Transcribe the portion of the Snakemake notebook below that runs from "# This Snakemake" to "config = gts_utils.resolve_paths(config)".

* _Excerpt_
****************************************
## Snakemake for Converting GMET Forcing to Snakemake ##

Generate the snakemake rules used in the conversion of gmet forcing to summa input forcing



In [1]:
from IPython import display

### Prep GMET files for processing ###

In [66]:
%%writefile ../rules/gmet_file_prep.smk

# This Snakemake file prepares the GMET data for use in 
from pathlib import Path
import sys
sys.path.append('../')
from scripts import gmet_to_summa_utils as gts_utils

# Resolve paths from the configuration file
config = gts_utils.resolve_paths(config)

#Set the list of forcing files to process
# Read all forcing files and create a list based on the output directory (i.e. ens/filename.nc)
ensemble_list, file_path_list = gts_utils.build_ensemble_list(config['gmet_forcing_dir'])

#This first rule establishes the output files that will be created
rule gmet_file_prep:
    input:
        expand(Path(config['gmet_tmp_forcing_dir'],"{forcing_file}.nc"), forcing_file=file_path_list)

#Add greogrian calendar to the time variable, needed for easymore  
rule add_gregorian_to_nc:
    input:  
        input_forcing = Path(config['gmet_forcing_dir'],"{id}.nc")
****************************************
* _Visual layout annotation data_
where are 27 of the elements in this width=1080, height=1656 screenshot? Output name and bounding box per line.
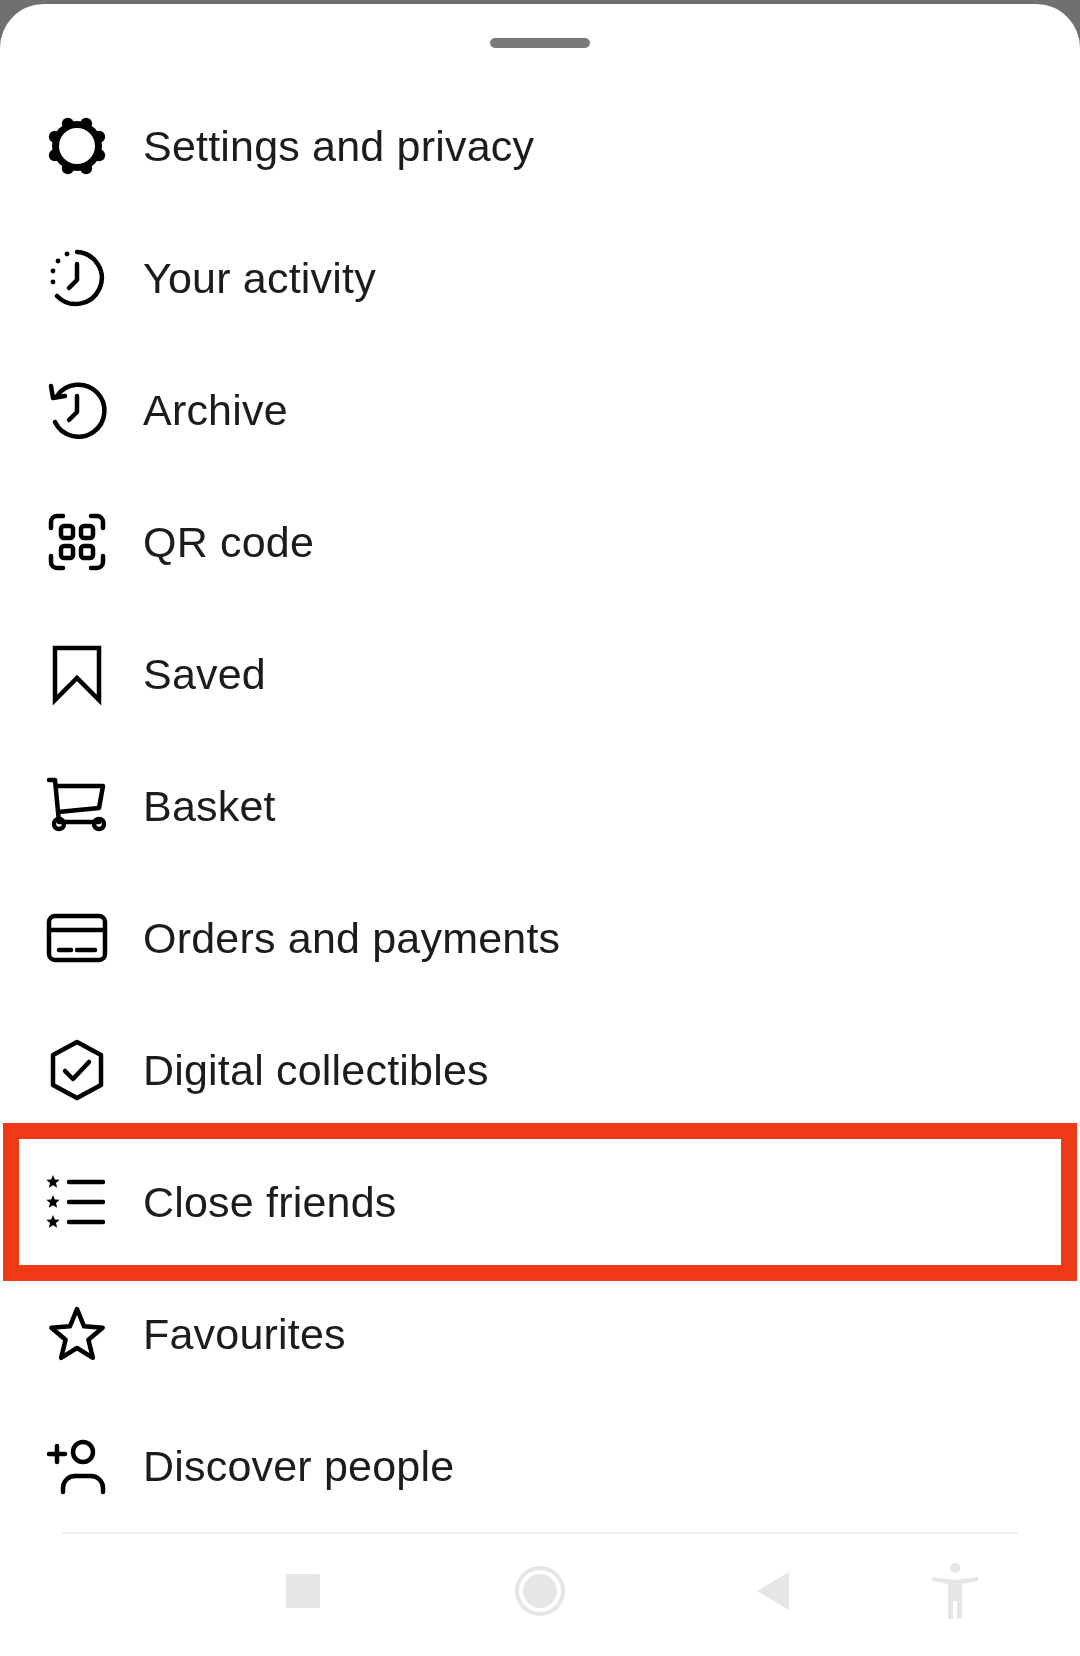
menu-item[interactable]: Orders and payments: [16, 872, 1064, 1004]
back-triangle-icon: [757, 1572, 789, 1610]
menu-item[interactable]: Favourites: [16, 1268, 1064, 1400]
menu-item[interactable]: Close friends: [16, 1136, 1064, 1268]
menu-item[interactable]: Basket: [16, 740, 1064, 872]
menu-item-label: Saved: [143, 649, 266, 699]
menu-item-label: Orders and payments: [143, 913, 561, 963]
menu-item-label: Your activity: [143, 253, 376, 303]
menu-item-label: Discover people: [143, 1441, 455, 1491]
square-icon: [286, 1574, 320, 1608]
menu-item-label: QR code: [143, 517, 315, 567]
menu-item[interactable]: Settings and privacy: [16, 80, 1064, 212]
menu-item-label: Digital collectibles: [143, 1045, 489, 1095]
menu-item-label: Close friends: [143, 1177, 397, 1227]
menu-item[interactable]: Digital collectibles: [16, 1004, 1064, 1136]
menu-item[interactable]: Discover people: [16, 1400, 1064, 1532]
menu-item-label: Basket: [143, 781, 276, 831]
drag-handle[interactable]: [490, 38, 590, 48]
menu-item[interactable]: Saved: [16, 608, 1064, 740]
menu-item[interactable]: QR code: [16, 476, 1064, 608]
circle-icon: [515, 1566, 565, 1616]
accessibility-icon: [930, 1563, 980, 1619]
menu-item-label: Favourites: [143, 1309, 346, 1359]
menu-item[interactable]: Your activity: [16, 212, 1064, 344]
menu-item-label: Settings and privacy: [143, 121, 535, 171]
menu-item[interactable]: Archive: [16, 344, 1064, 476]
menu-item-label: Archive: [143, 385, 288, 435]
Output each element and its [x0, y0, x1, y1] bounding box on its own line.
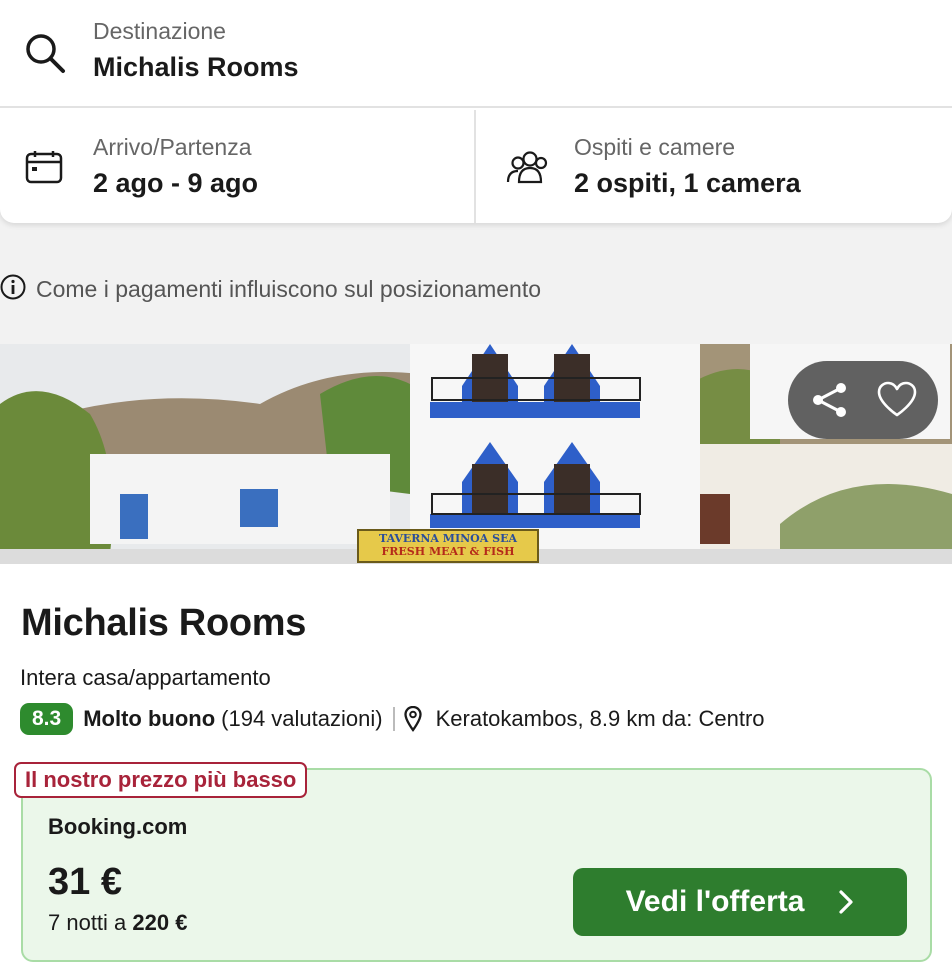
****************************************
* _Answer to the task_
# This Snakemake file prepares the GMET data for use in 
from pathlib import Path
import sys
sys.path.append('../')
from scripts import gmet_to_summa_utils as gts_utils

# Resolve paths from the configuration file
config = gts_utils.resolve_paths(config)